§ **TASK MATERIAL**
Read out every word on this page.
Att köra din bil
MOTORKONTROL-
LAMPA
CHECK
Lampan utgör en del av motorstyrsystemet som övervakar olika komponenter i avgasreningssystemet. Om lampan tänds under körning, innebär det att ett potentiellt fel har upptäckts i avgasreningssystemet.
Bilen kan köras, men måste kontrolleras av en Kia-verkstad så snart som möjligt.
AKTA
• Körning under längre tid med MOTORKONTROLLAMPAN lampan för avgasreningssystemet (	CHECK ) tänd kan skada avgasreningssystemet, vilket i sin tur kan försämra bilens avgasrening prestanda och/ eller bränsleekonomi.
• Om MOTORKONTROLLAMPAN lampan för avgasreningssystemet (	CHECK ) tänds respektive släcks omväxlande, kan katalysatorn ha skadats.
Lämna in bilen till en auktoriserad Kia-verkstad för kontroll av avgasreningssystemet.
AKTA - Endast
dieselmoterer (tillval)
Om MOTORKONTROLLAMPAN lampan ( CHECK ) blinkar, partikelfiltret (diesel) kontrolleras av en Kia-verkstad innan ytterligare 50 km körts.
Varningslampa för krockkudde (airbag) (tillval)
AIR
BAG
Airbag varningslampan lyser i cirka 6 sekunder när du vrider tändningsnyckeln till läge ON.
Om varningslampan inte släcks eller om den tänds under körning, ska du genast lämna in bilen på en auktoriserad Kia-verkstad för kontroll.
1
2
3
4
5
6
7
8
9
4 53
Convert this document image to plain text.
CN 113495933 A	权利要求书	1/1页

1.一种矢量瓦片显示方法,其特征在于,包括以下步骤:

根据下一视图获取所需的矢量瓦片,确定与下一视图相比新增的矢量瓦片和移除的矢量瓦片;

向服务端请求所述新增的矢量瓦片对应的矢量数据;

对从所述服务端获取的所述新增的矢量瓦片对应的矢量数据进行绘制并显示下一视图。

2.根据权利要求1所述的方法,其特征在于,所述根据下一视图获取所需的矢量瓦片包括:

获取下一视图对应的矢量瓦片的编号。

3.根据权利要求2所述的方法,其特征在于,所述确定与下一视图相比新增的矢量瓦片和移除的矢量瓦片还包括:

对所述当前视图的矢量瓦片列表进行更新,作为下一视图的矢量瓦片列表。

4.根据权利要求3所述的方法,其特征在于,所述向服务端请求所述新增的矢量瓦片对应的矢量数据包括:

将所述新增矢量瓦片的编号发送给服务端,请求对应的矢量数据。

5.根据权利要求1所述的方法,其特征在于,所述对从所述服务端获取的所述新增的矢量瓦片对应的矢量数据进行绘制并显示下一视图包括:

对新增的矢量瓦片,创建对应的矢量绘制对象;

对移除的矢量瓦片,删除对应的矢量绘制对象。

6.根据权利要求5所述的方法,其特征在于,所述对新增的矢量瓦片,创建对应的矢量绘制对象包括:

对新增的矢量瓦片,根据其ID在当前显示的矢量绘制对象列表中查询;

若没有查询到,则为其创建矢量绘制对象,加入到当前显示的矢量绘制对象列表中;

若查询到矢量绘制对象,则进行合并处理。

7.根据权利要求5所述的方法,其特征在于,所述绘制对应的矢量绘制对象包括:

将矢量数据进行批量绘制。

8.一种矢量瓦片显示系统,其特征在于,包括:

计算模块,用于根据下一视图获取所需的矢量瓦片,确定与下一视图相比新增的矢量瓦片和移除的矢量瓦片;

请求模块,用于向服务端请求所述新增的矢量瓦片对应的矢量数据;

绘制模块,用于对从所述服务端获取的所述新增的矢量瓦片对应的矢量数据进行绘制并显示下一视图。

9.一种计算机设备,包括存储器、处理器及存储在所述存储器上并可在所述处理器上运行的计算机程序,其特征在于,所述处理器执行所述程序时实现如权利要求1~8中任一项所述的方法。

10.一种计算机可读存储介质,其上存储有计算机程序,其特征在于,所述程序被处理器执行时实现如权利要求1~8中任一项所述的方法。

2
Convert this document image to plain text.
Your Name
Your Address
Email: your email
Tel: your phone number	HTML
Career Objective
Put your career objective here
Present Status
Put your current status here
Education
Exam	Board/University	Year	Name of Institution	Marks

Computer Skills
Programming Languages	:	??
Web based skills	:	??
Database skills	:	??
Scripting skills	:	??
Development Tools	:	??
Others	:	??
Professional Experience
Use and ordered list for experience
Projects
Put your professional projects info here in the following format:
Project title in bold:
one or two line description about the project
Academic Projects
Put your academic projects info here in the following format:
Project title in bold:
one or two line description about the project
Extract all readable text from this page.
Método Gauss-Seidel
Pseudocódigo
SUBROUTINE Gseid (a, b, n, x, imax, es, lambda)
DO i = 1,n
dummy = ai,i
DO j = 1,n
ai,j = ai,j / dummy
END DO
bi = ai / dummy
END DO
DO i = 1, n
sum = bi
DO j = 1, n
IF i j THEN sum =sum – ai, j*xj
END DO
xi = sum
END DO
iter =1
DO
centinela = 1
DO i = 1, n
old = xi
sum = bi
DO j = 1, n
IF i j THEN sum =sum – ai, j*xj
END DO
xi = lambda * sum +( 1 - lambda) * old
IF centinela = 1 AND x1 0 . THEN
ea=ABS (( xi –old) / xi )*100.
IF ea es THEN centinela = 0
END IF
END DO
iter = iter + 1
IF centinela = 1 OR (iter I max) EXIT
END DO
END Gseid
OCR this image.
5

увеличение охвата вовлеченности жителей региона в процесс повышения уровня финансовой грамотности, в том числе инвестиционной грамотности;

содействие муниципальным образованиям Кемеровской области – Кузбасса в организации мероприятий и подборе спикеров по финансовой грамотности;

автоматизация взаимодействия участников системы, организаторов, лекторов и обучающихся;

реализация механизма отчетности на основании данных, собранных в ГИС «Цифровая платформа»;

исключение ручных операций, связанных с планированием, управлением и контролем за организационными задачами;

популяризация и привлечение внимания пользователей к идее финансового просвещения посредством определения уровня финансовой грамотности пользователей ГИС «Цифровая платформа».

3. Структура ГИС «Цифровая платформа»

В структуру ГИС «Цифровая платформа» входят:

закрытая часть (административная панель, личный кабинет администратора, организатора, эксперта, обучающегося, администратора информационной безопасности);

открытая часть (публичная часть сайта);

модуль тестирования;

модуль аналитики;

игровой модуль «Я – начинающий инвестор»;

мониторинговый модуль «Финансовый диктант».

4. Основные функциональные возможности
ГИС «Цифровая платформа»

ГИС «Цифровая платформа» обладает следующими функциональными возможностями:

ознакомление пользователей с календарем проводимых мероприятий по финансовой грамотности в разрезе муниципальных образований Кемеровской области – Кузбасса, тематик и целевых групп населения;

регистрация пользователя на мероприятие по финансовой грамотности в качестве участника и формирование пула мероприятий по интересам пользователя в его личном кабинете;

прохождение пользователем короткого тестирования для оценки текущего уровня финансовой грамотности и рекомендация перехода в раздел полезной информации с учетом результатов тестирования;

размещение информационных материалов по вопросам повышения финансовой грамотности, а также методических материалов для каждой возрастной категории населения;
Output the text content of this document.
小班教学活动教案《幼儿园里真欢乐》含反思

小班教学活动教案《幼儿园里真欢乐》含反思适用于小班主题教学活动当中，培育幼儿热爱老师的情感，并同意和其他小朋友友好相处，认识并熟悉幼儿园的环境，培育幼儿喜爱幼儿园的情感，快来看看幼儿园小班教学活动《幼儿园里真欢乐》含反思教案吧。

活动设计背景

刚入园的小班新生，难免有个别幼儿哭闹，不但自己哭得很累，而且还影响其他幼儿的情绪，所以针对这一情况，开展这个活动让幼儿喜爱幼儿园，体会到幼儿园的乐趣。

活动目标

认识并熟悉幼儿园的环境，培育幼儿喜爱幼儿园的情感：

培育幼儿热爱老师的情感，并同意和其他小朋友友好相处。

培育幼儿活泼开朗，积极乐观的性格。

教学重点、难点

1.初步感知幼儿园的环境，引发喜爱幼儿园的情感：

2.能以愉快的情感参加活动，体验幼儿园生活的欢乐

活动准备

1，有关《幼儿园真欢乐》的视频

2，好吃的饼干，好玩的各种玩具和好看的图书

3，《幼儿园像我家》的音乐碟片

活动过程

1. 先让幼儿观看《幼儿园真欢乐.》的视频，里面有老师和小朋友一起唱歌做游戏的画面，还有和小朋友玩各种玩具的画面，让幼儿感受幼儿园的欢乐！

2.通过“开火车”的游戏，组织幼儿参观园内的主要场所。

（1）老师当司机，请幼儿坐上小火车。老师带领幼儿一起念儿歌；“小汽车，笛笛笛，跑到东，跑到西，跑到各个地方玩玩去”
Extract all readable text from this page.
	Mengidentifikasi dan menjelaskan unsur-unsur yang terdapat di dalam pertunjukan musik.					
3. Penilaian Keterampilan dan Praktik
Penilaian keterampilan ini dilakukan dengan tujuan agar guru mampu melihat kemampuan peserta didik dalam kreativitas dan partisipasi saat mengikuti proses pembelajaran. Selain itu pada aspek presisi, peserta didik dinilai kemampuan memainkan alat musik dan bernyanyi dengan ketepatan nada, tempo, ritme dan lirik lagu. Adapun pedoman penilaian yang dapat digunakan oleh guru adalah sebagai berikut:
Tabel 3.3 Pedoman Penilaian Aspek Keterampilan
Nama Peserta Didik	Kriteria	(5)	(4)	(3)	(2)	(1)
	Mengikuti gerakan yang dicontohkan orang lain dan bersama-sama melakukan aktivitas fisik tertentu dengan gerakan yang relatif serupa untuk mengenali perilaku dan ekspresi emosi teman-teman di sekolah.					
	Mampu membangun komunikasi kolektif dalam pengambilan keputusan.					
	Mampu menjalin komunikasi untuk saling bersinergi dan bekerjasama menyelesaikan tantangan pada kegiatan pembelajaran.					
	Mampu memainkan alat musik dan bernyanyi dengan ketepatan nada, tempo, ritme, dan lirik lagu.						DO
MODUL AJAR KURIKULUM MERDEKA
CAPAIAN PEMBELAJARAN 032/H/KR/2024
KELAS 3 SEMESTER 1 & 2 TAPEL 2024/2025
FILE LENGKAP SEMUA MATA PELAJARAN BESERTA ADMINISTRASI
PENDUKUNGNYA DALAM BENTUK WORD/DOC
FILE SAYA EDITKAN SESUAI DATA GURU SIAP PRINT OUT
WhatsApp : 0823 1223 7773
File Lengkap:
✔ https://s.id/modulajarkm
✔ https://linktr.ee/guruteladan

§ **TASK TO CARRY OUT**
Copy, from the material, each line that holds the string "ritme".

§ **OUTPUT OF THE EXERCISE**
Penilaian keterampilan ini dilakukan dengan tujuan agar guru mampu melihat kemampuan peserta didik dalam kreativitas dan partisipasi saat mengikuti proses pembelajaran. Selain itu pada aspek presisi, peserta didik dinilai kemampuan memainkan alat musik dan bernyanyi dengan ketepatan nada, tempo, ritme dan lirik lagu. Adapun pedoman penilaian yang dapat digunakan oleh guru adalah sebagai berikut:
	Mampu memainkan alat musik dan bernyanyi dengan ketepatan nada, tempo, ritme, dan lirik lagu.						DO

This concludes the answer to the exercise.